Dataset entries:
——
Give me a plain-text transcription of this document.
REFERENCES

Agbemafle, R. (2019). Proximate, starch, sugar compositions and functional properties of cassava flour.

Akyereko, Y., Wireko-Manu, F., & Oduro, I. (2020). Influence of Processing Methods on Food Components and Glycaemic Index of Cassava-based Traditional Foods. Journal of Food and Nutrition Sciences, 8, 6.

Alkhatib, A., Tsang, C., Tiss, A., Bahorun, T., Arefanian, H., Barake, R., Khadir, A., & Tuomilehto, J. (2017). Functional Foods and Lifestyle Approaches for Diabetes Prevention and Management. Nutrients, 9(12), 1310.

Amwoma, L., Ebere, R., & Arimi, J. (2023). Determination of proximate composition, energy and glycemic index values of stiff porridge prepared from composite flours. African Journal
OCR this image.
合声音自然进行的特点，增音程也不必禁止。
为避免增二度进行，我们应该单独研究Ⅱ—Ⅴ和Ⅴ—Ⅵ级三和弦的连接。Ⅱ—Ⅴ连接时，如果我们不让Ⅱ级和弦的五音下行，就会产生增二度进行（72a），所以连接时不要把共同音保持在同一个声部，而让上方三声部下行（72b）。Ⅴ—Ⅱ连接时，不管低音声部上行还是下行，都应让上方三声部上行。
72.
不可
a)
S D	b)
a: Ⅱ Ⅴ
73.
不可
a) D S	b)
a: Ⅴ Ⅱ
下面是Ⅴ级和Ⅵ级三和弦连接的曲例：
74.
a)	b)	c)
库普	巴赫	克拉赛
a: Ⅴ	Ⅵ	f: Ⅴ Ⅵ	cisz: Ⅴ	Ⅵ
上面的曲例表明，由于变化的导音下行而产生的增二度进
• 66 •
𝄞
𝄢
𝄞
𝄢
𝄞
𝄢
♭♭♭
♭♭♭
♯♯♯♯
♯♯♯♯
——
__WHAT IS BEING ASKED__:
Determine how many lines of the records above contain the word "Foods", and report only that number.

__CORRECT RESULT__:
2